CHALLENGE. You are to retype all of the data exactly as it appears.

● ● ● ● ●

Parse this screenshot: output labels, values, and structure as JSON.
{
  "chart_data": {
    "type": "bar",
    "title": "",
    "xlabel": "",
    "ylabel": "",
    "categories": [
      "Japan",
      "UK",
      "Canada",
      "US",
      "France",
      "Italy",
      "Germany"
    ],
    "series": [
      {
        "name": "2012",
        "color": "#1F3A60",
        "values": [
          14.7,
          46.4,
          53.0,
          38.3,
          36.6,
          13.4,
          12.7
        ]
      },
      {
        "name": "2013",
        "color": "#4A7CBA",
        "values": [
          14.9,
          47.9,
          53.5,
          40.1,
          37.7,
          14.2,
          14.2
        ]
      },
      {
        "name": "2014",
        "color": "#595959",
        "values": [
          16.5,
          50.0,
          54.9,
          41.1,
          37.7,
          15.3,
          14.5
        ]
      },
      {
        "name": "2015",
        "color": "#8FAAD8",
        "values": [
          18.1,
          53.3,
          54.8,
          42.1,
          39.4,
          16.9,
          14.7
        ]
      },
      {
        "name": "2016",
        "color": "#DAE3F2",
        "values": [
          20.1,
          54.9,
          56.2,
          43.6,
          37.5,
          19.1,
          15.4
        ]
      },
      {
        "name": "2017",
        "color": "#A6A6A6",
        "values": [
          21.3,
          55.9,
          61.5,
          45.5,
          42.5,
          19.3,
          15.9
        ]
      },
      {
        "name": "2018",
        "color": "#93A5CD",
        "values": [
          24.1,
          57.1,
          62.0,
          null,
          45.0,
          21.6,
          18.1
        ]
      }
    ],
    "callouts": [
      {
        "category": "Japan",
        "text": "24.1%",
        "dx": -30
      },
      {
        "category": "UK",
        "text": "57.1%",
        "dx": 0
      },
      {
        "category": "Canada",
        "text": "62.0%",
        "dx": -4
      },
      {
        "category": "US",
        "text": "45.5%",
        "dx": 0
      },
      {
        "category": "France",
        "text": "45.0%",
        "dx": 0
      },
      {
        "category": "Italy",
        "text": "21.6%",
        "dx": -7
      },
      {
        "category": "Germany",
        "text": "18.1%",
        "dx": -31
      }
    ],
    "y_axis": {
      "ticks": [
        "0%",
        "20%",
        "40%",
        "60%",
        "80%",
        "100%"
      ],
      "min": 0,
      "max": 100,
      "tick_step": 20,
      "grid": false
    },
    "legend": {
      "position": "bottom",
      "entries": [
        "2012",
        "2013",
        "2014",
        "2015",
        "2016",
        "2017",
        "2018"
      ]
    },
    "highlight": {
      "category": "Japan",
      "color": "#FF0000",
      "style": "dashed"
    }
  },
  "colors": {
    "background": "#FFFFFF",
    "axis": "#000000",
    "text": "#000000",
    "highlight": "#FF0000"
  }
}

● ● ● ● ●

COMPLETE OUTPUT.
Parse this screenshot: output labels, values, and structure as JSON.
{
  "chart_data": {
    "type": "bar",
    "title": "",
    "xlabel": "",
    "ylabel": "",
    "categories": [
      "Japan",
      "UK",
      "Canada",
      "US",
      "France",
      "Italy",
      "Germany"
    ],
    "series": [
      {
        "name": "2012",
        "color": "#1F3A60",
        "values": [
          14.7,
          46.4,
          53.0,
          38.3,
          36.6,
          13.4,
          12.7
        ]
      },
      {
        "name": "2013",
        "color": "#4A7CBA",
        "values": [
          14.9,
          47.9,
          53.5,
          40.1,
          37.7,
          14.2,
          14.2
        ]
      },
      {
        "name": "2014",
        "color": "#595959",
        "values": [
          16.5,
          50.0,
          54.9,
          41.1,
          37.7,
          15.3,
          14.5
        ]
      },
      {
        "name": "2015",
        "color": "#8FAAD8",
        "values": [
          18.1,
          53.3,
          54.8,
          42.1,
          39.4,
          16.9,
          14.7
        ]
      },
      {
        "name": "2016",
        "color": "#DAE3F2",
        "values": [
          20.1,
          54.9,
          56.2,
          43.6,
          37.5,
          19.1,
          15.4
        ]
      },
      {
        "name": "2017",
        "color": "#A6A6A6",
        "values": [
          21.3,
          55.9,
          61.5,
          45.5,
          42.5,
          19.3,
          15.9
        ]
      },
      {
        "name": "2018",
        "color": "#93A5CD",
        "values": [
          24.1,
          57.1,
          62.0,
          null,
          45.0,
          21.6,
          18.1
        ]
      }
    ],
    "callouts": [
      {
        "category": "Japan",
        "text": "24.1%",
        "dx": -30
      },
      {
        "category": "UK",
        "text": "57.1%",
        "dx": 0
      },
      {
        "category": "Canada",
        "text": "62.0%",
        "dx": -4
      },
      {
        "category": "US",
        "text": "45.5%",
        "dx": 0
      },
      {
        "category": "France",
        "text": "45.0%",
        "dx": 0
      },
      {
        "category": "Italy",
        "text": "21.6%",
        "dx": -7
      },
      {
        "category": "Germany",
        "text": "18.1%",
        "dx": -31
      }
    ],
    "y_axis": {
      "ticks": [
        "0%",
        "20%",
        "40%",
        "60%",
        "80%",
        "100%"
      ],
      "min": 0,
      "max": 100,
      "tick_step": 20,
      "grid": false
    },
    "legend": {
      "position": "bottom",
      "entries": [
        "2012",
        "2013",
        "2014",
        "2015",
        "2016",
        "2017",
        "2018"
      ]
    },
    "highlight": {
      "category": "Japan",
      "color": "#FF0000",
      "style": "dashed"
    }
  },
  "colors": {
    "background": "#FFFFFF",
    "axis": "#000000",
    "text": "#000000",
    "highlight": "#FF0000"
  }
}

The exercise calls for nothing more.